| EXERCISE GOAL |
Copy out the lines that have "items" in them.

| DATA PROVIDED |
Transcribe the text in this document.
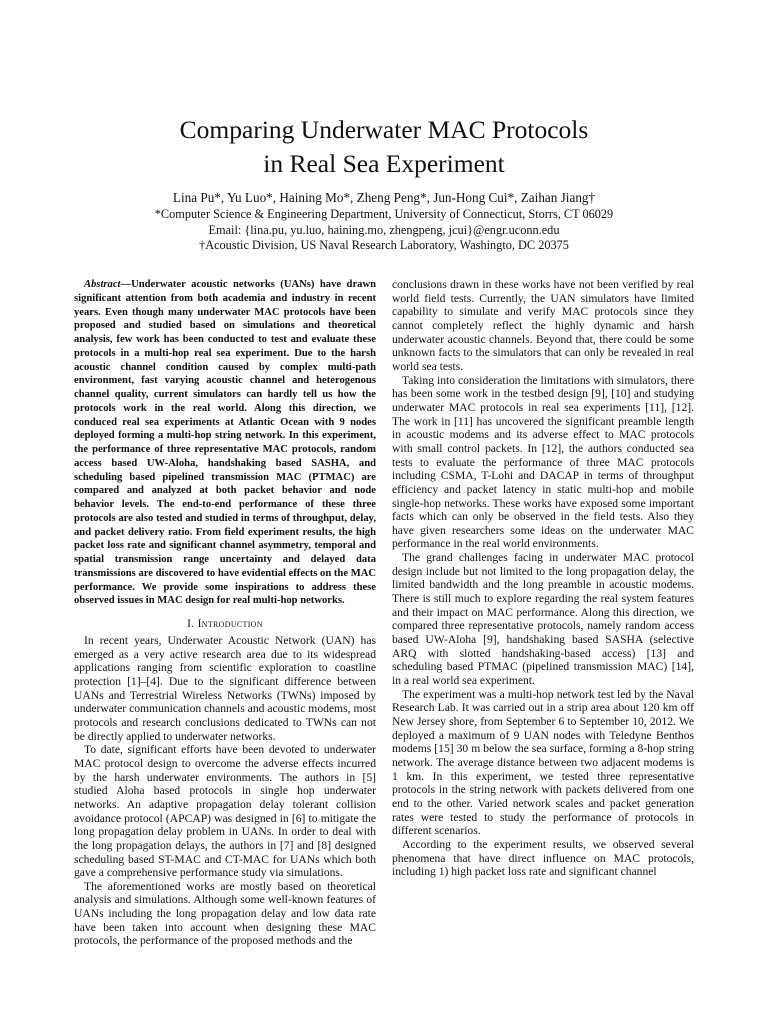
Comparing Underwater MAC Protocols
in Real Sea Experiment
Lina Pu*, Yu Luo*, Haining Mo*, Zheng Peng*, Jun-Hong Cui*, Zaihan Jiang†
*Computer Science & Engineering Department, University of Connecticut, Storrs, CT 06029
Email: {lina.pu, yu.luo, haining.mo, zhengpeng, jcui}@engr.uconn.edu
†Acoustic Division, US Naval Research Laboratory, Washingto, DC 20375

Abstract—Underwater acoustic networks (UANs) have drawn significant attention from both academia and industry in recent years. Even though many underwater MAC protocols have been proposed and studied based on simulations and theoretical analysis, few work has been conducted to test and evaluate these protocols in a multi-hop real sea experiment. Due to the harsh acoustic channel condition caused by complex multi-path environment, fast varying acoustic channel and heterogenous channel quality, current simulators can hardly tell us how the protocols work in the real world. Along this direction, we conduced real sea experiments at Atlantic Ocean with 9 nodes deployed forming a multi-hop string network. In this experiment, the performance of three representative MAC protocols, random access based UW-Aloha, handshaking based SASHA, and scheduling based pipelined transmission MAC (PTMAC) are compared and analyzed at both packet behavior and node behavior levels. The end-to-end performance of these three protocols are also tested and studied in terms of throughput, delay, and packet delivery ratio. From field experiment results, the high packet loss rate and significant channel asymmetry, temporal and spatial transmission range uncertainty and delayed data transmissions are discovered to have evidential effects on the MAC performance. We provide some inspirations to address these observed issues in MAC design for real multi-hop networks.

I. Introduction

In recent years, Underwater Acoustic Network (UAN) has emerged as a very active research area due to its widespread applications ranging from scientific exploration to coastline protection [1]–[4]. Due to the significant difference between UANs and Terrestrial Wireless Networks (TWNs) imposed by underwater communication channels and acoustic modems, most protocols and research conclusions dedicated to TWNs can not be directly applied to underwater networks.

To date, significant efforts have been devoted to underwater MAC protocol design to overcome the adverse effects incurred by the harsh underwater environments. The authors in [5] studied Aloha based protocols in single hop underwater networks. An adaptive propagation delay tolerant collision avoidance protocol (APCAP) was designed in [6] to mitigate the long propagation delay problem in UANs. In order to deal with the long propagation delays, the authors in [7] and [8] designed scheduling based ST-MAC and CT-MAC for UANs which both gave a comprehensive performance study via simulations.

The aforementioned works are mostly based on theoretical analysis and simulations. Although some well-known features of UANs including the long propagation delay and low data rate have been taken into account when designing these MAC protocols, the performance of the proposed methods and the

conclusions drawn in these works have not been verified by real world field tests. Currently, the UAN simulators have limited capability to simulate and verify MAC protocols since they cannot completely reflect the highly dynamic and harsh underwater acoustic channels. Beyond that, there could be some unknown facts to the simulators that can only be revealed in real world sea tests.

Taking into consideration the limitations with simulators, there has been some work in the testbed design [9], [10] and studying underwater MAC protocols in real sea experiments [11], [12]. The work in [11] has uncovered the significant preamble length in acoustic modems and its adverse effect to MAC protocols with small control packets. In [12], the authors conducted sea tests to evaluate the performance of three MAC protocols including CSMA, T-Lohi and DACAP in terms of throughput efficiency and packet latency in static multi-hop and mobile single-hop networks. These works have exposed some important facts which can only be observed in the field tests. Also they have given researchers some ideas on the underwater MAC performance in the real world environments.

The grand challenges facing in underwater MAC protocol design include but not limited to the long propagation delay, the limited bandwidth and the long preamble in acoustic modems. There is still much to explore regarding the real system features and their impact on MAC performance. Along this direction, we compared three representative protocols, namely random access based UW-Aloha [9], handshaking based SASHA (selective ARQ with slotted handshaking-based access) [13] and scheduling based PTMAC (pipelined transmission MAC) [14], in a real world sea experiment.

The experiment was a multi-hop network test led by the Naval Research Lab. It was carried out in a strip area about 120 km off New Jersey shore, from September 6 to September 10, 2012. We deployed a maximum of 9 UAN nodes with Teledyne Benthos modems [15] 30 m below the sea surface, forming a 8-hop string network. The average distance between two adjacent modems is 1 km. In this experiment, we tested three representative protocols in the string network with packets delivered from one end to the other. Varied network scales and packet generation rates were tested to study the performance of protocols in different scenarios.

According to the experiment results, we observed several phenomena that have direct influence on MAC protocols, including 1) high packet loss rate and significant channel
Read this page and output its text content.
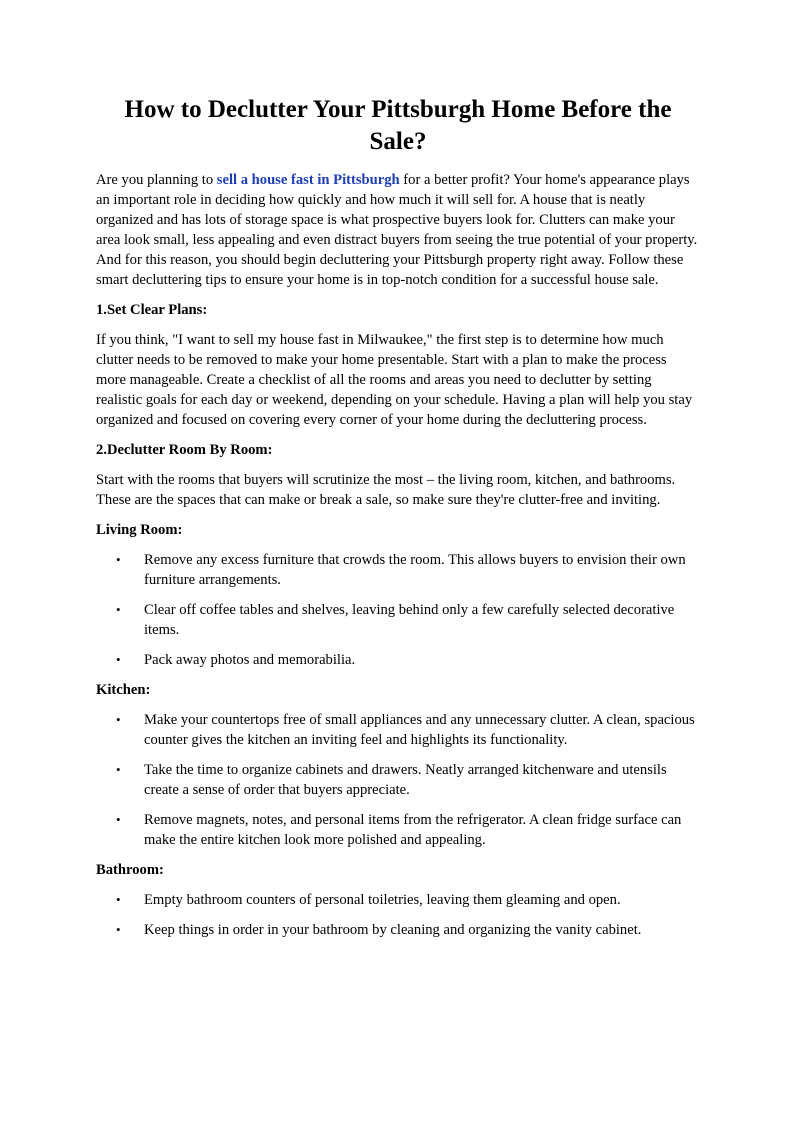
How to Declutter Your Pittsburgh Home Before the Sale?

Are you planning to sell a house fast in Pittsburgh for a better profit? Your home's appearance plays an important role in deciding how quickly and how much it will sell for. A house that is neatly organized and has lots of storage space is what prospective buyers look for. Clutters can make your area look small, less appealing and even distract buyers from seeing the true potential of your property. And for this reason, you should begin decluttering your Pittsburgh property right away. Follow these smart decluttering tips to ensure your home is in top-notch condition for a successful house sale.

1.Set Clear Plans:

If you think, "I want to sell my house fast in Milwaukee," the first step is to determine how much clutter needs to be removed to make your home presentable. Start with a plan to make the process more manageable. Create a checklist of all the rooms and areas you need to declutter by setting realistic goals for each day or weekend, depending on your schedule. Having a plan will help you stay organized and focused on covering every corner of your home during the decluttering process.

2.Declutter Room By Room:

Start with the rooms that buyers will scrutinize the most – the living room, kitchen, and bathrooms. These are the spaces that can make or break a sale, so make sure they're clutter-free and inviting.

Living Room:
• Remove any excess furniture that crowds the room. This allows buyers to envision their own furniture arrangements.
• Clear off coffee tables and shelves, leaving behind only a few carefully selected decorative items.
• Pack away photos and memorabilia.
Kitchen:
• Make your countertops free of small appliances and any unnecessary clutter. A clean, spacious counter gives the kitchen an inviting feel and highlights its functionality.
• Take the time to organize cabinets and drawers. Neatly arranged kitchenware and utensils create a sense of order that buyers appreciate.
• Remove magnets, notes, and personal items from the refrigerator. A clean fridge surface can make the entire kitchen look more polished and appealing.
Bathroom:
• Empty bathroom counters of personal toiletries, leaving them gleaming and open.
• Keep things in order in your bathroom by cleaning and organizing the vanity cabinet.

| WRITTEN ANSWER |
• Clear off coffee tables and shelves, leaving behind only a few carefully selected decorative items.
• Remove magnets, notes, and personal items from the refrigerator. A clean fridge surface can make the entire kitchen look more polished and appealing.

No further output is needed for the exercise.